__GIVEN DATA__.
:::::

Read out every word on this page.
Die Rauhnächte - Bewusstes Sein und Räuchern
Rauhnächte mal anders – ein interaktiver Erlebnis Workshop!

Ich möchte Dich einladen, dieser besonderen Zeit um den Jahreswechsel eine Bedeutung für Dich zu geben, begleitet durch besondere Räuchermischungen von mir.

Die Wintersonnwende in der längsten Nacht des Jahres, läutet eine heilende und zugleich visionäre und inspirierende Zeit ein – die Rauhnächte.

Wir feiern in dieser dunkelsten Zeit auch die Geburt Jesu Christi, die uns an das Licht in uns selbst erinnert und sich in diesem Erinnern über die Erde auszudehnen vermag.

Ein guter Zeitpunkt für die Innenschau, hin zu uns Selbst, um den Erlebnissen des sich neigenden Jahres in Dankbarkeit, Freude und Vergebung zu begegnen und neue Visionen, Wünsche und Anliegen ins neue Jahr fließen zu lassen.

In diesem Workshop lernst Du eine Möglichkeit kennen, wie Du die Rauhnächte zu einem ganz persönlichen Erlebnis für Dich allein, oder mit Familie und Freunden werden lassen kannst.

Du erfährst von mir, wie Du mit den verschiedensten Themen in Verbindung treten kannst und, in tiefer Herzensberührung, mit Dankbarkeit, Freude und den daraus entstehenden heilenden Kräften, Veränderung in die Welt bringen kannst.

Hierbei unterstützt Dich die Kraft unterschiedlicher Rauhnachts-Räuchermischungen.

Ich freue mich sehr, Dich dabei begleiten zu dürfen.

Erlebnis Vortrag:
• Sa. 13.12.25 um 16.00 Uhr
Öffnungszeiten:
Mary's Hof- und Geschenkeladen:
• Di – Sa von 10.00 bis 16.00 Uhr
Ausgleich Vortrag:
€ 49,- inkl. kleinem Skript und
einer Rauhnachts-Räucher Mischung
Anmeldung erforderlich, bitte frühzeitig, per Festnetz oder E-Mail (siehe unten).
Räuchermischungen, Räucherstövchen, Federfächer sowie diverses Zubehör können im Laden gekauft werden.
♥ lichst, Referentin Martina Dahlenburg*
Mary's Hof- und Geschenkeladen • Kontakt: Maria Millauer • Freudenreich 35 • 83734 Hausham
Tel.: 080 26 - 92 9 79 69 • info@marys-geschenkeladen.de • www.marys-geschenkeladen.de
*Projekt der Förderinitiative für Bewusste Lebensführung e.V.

:::::

__WORK REQUIRED__. In the records above, how many lines include "oder"? Give that number and nothing more.

__REPLY__. 2